__GIVEN INFORMATION__.
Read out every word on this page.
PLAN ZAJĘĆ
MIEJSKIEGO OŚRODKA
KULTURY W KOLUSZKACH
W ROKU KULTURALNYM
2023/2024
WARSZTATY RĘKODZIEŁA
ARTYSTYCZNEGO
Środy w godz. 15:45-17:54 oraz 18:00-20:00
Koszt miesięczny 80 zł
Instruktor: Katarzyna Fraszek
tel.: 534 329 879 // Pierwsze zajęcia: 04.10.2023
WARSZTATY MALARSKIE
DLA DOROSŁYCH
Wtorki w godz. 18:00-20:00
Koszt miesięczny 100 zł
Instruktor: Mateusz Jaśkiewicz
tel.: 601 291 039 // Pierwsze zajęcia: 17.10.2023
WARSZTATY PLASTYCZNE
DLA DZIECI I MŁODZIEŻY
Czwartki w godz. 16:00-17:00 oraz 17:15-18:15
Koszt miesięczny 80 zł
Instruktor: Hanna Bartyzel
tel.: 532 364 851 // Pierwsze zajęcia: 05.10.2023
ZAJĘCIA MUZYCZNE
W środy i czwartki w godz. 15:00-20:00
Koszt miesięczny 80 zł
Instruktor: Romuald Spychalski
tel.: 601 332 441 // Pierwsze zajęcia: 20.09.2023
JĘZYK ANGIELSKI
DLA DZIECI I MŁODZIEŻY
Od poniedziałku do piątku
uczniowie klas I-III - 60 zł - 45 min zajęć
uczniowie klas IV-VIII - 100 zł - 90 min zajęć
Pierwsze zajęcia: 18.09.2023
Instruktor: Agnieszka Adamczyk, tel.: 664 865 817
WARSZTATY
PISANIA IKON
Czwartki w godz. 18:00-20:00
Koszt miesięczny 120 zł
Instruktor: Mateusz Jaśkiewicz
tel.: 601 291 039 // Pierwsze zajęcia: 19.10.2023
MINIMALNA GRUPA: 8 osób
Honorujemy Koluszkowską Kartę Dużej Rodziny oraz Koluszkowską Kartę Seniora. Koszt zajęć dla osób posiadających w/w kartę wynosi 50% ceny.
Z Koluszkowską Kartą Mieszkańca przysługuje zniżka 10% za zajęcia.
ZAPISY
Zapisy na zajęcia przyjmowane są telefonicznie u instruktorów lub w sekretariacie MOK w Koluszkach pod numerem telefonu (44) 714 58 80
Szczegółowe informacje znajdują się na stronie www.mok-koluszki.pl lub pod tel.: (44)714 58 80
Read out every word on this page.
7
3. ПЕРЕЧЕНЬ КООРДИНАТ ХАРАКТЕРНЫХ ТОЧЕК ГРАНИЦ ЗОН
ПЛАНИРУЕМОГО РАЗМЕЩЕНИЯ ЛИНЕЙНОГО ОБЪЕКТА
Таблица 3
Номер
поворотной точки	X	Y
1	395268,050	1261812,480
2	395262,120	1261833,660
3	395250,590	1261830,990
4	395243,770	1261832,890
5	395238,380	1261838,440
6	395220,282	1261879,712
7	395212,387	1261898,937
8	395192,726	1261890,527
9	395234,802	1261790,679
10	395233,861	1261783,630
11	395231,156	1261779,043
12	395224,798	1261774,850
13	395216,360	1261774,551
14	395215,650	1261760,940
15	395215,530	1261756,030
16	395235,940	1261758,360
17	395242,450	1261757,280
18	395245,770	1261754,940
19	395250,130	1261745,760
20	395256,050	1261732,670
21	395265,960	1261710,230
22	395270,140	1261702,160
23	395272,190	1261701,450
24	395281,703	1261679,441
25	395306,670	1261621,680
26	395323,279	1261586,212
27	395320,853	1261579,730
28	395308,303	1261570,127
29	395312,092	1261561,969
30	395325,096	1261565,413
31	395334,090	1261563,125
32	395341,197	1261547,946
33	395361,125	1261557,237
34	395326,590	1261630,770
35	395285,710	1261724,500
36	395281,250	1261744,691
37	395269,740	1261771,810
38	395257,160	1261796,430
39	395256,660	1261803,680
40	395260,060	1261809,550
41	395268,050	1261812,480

__WORK TO DO__. Look through the entries and find each line that has the string "godz". Copy those lines.

__THE RESULT__.
Środy w godz. 15:45-17:54 oraz 18:00-20:00
Wtorki w godz. 18:00-20:00
Czwartki w godz. 16:00-17:00 oraz 17:15-18:15
W środy i czwartki w godz. 15:00-20:00
Czwartki w godz. 18:00-20:00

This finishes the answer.